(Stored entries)
---

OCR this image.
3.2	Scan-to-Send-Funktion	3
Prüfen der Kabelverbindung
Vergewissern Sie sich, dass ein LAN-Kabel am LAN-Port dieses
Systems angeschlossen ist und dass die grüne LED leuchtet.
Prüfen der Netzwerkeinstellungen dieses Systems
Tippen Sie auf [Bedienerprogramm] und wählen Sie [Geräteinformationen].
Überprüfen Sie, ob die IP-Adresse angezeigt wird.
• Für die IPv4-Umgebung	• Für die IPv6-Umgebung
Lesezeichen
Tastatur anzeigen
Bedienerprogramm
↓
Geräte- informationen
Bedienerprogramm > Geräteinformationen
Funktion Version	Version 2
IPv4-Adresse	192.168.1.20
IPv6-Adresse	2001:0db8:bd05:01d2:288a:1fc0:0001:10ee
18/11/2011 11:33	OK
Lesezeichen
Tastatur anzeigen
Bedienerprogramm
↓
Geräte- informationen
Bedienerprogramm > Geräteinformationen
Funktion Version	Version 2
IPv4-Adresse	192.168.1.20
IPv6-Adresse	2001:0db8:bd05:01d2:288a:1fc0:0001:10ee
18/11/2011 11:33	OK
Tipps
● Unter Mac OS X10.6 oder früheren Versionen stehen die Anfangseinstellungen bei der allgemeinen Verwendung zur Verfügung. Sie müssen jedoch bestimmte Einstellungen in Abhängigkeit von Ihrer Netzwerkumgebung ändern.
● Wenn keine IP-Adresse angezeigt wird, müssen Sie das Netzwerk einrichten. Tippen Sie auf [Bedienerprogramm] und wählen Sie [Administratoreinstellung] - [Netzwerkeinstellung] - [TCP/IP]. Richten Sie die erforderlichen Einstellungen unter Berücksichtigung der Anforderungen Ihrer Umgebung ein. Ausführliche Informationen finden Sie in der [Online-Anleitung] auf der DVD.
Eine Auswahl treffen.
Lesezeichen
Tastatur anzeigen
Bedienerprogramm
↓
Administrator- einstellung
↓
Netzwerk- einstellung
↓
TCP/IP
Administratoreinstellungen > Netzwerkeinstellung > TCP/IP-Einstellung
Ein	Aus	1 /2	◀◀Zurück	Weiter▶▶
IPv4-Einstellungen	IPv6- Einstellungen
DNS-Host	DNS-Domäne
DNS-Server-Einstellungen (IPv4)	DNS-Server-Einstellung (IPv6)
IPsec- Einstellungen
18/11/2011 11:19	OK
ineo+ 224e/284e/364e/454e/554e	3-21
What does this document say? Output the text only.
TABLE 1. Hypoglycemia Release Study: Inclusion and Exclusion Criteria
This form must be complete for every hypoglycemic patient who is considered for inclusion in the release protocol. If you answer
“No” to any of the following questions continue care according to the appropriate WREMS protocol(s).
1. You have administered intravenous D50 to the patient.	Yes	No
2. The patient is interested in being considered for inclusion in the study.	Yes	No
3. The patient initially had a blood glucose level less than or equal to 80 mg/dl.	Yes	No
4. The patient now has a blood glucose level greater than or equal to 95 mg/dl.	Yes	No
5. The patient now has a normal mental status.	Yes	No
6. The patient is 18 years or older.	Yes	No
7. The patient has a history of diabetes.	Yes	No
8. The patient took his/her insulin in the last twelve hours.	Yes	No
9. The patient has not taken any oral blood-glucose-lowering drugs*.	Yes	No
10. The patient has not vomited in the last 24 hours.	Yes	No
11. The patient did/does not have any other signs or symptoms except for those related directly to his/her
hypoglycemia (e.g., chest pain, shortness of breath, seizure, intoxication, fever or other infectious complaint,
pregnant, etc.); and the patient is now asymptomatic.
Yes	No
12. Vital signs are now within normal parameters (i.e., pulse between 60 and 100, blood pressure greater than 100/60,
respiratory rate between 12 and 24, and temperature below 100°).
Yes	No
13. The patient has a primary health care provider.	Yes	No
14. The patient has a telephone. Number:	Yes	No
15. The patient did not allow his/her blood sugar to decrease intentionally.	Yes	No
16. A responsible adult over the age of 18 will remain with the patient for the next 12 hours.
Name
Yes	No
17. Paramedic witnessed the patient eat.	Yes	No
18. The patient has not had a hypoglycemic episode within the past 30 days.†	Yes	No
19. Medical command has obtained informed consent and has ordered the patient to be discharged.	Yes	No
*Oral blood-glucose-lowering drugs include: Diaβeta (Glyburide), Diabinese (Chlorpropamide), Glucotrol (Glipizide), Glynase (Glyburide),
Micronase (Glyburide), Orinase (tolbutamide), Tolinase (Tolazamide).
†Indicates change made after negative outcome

---

Requirement
Output each record precisely as given.

The completed task
OCR this image.
3.2	Scan-to-Send-Funktion	3
Prüfen der Kabelverbindung
Vergewissern Sie sich, dass ein LAN-Kabel am LAN-Port dieses
Systems angeschlossen ist und dass die grüne LED leuchtet.
Prüfen der Netzwerkeinstellungen dieses Systems
Tippen Sie auf [Bedienerprogramm] und wählen Sie [Geräteinformationen].
Überprüfen Sie, ob die IP-Adresse angezeigt wird.
• Für die IPv4-Umgebung	• Für die IPv6-Umgebung
Lesezeichen
Tastatur anzeigen
Bedienerprogramm
↓
Geräte- informationen
Bedienerprogramm > Geräteinformationen
Funktion Version	Version 2
IPv4-Adresse	192.168.1.20
IPv6-Adresse	2001:0db8:bd05:01d2:288a:1fc0:0001:10ee
18/11/2011 11:33	OK
Lesezeichen
Tastatur anzeigen
Bedienerprogramm
↓
Geräte- informationen
Bedienerprogramm > Geräteinformationen
Funktion Version	Version 2
IPv4-Adresse	192.168.1.20
IPv6-Adresse	2001:0db8:bd05:01d2:288a:1fc0:0001:10ee
18/11/2011 11:33	OK
Tipps
● Unter Mac OS X10.6 oder früheren Versionen stehen die Anfangseinstellungen bei der allgemeinen Verwendung zur Verfügung. Sie müssen jedoch bestimmte Einstellungen in Abhängigkeit von Ihrer Netzwerkumgebung ändern.
● Wenn keine IP-Adresse angezeigt wird, müssen Sie das Netzwerk einrichten. Tippen Sie auf [Bedienerprogramm] und wählen Sie [Administratoreinstellung] - [Netzwerkeinstellung] - [TCP/IP]. Richten Sie die erforderlichen Einstellungen unter Berücksichtigung der Anforderungen Ihrer Umgebung ein. Ausführliche Informationen finden Sie in der [Online-Anleitung] auf der DVD.
Eine Auswahl treffen.
Lesezeichen
Tastatur anzeigen
Bedienerprogramm
↓
Administrator- einstellung
↓
Netzwerk- einstellung
↓
TCP/IP
Administratoreinstellungen > Netzwerkeinstellung > TCP/IP-Einstellung
Ein	Aus	1 /2	◀◀Zurück	Weiter▶▶
IPv4-Einstellungen	IPv6- Einstellungen
DNS-Host	DNS-Domäne
DNS-Server-Einstellungen (IPv4)	DNS-Server-Einstellung (IPv6)
IPsec- Einstellungen
18/11/2011 11:19	OK
ineo+ 224e/284e/364e/454e/554e	3-21
What does this document say? Output the text only.
TABLE 1. Hypoglycemia Release Study: Inclusion and Exclusion Criteria
This form must be complete for every hypoglycemic patient who is considered for inclusion in the release protocol. If you answer
“No” to any of the following questions continue care according to the appropriate WREMS protocol(s).
1. You have administered intravenous D50 to the patient.	Yes	No
2. The patient is interested in being considered for inclusion in the study.	Yes	No
3. The patient initially had a blood glucose level less than or equal to 80 mg/dl.	Yes	No
4. The patient now has a blood glucose level greater than or equal to 95 mg/dl.	Yes	No
5. The patient now has a normal mental status.	Yes	No
6. The patient is 18 years or older.	Yes	No
7. The patient has a history of diabetes.	Yes	No
8. The patient took his/her insulin in the last twelve hours.	Yes	No
9. The patient has not taken any oral blood-glucose-lowering drugs*.	Yes	No
10. The patient has not vomited in the last 24 hours.	Yes	No
11. The patient did/does not have any other signs or symptoms except for those related directly to his/her
hypoglycemia (e.g., chest pain, shortness of breath, seizure, intoxication, fever or other infectious complaint,
pregnant, etc.); and the patient is now asymptomatic.
Yes	No
12. Vital signs are now within normal parameters (i.e., pulse between 60 and 100, blood pressure greater than 100/60,
respiratory rate between 12 and 24, and temperature below 100°).
Yes	No
13. The patient has a primary health care provider.	Yes	No
14. The patient has a telephone. Number:	Yes	No
15. The patient did not allow his/her blood sugar to decrease intentionally.	Yes	No
16. A responsible adult over the age of 18 will remain with the patient for the next 12 hours.
Name
Yes	No
17. Paramedic witnessed the patient eat.	Yes	No
18. The patient has not had a hypoglycemic episode within the past 30 days.†	Yes	No
19. Medical command has obtained informed consent and has ordered the patient to be discharged.	Yes	No
*Oral blood-glucose-lowering drugs include: Diaβeta (Glyburide), Diabinese (Chlorpropamide), Glucotrol (Glipizide), Glynase (Glyburide),
Micronase (Glyburide), Orinase (tolbutamide), Tolinase (Tolazamide).
†Indicates change made after negative outcome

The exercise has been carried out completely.